Task prompt
List each line of the records below that contains the string "Статистика", treating uppercase and lowercase letters as distinct.

Start of Data excerpts

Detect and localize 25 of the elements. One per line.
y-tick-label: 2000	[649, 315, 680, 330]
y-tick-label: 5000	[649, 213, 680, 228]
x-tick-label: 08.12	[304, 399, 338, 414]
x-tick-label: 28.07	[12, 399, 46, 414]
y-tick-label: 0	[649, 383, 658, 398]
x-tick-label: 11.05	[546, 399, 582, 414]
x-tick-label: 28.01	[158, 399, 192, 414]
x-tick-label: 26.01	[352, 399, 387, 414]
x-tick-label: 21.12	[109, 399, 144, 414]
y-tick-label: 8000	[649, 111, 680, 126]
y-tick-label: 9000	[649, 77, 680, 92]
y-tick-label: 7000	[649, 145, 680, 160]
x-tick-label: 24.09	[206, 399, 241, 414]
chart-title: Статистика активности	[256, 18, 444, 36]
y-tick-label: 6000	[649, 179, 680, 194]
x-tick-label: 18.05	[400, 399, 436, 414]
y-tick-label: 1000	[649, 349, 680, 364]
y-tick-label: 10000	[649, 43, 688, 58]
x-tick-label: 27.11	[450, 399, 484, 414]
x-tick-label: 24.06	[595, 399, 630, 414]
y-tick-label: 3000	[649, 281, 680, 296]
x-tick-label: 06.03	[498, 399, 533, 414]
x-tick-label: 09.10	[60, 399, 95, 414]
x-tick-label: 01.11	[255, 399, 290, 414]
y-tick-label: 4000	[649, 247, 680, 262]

End of Data excerpts

The response
chart-title: Статистика активности	[256, 18, 444, 36]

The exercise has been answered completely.